Problem to solve: Check every line of the material below for "puesto". Give the number of lines that have it, and only that.

Input records:
•••
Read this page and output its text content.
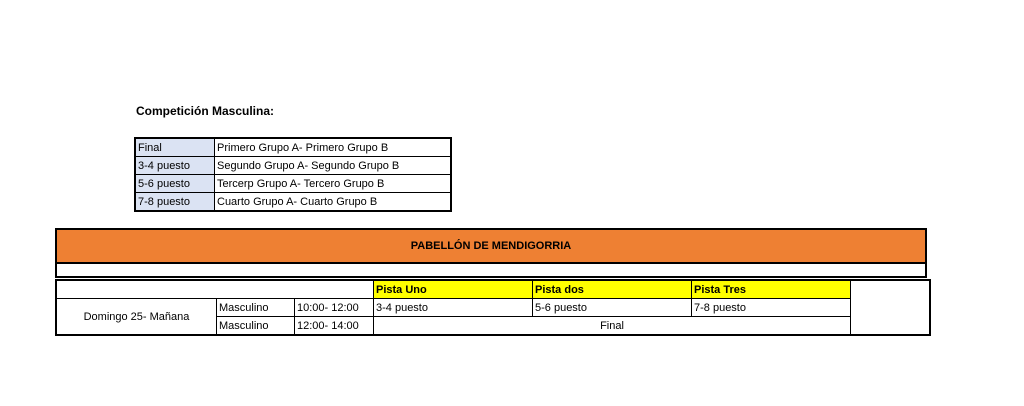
Competición Masculina:
Final	Primero Grupo A- Primero Grupo B
3-4 puesto	Segundo Grupo A- Segundo Grupo B
5-6 puesto	Tercerp Grupo A- Tercero Grupo B
7-8 puesto	Cuarto Grupo A- Cuarto Grupo B
PABELLÓN DE MENDIGORRIA
			Pista Uno	Pista dos	Pista Tres	
Domingo 25- Mañana	Masculino	10:00- 12:00	3-4 puesto	5-6 puesto	7-8 puesto	
	Masculino	12:00- 14:00	Final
•••
Solution to the problem: 4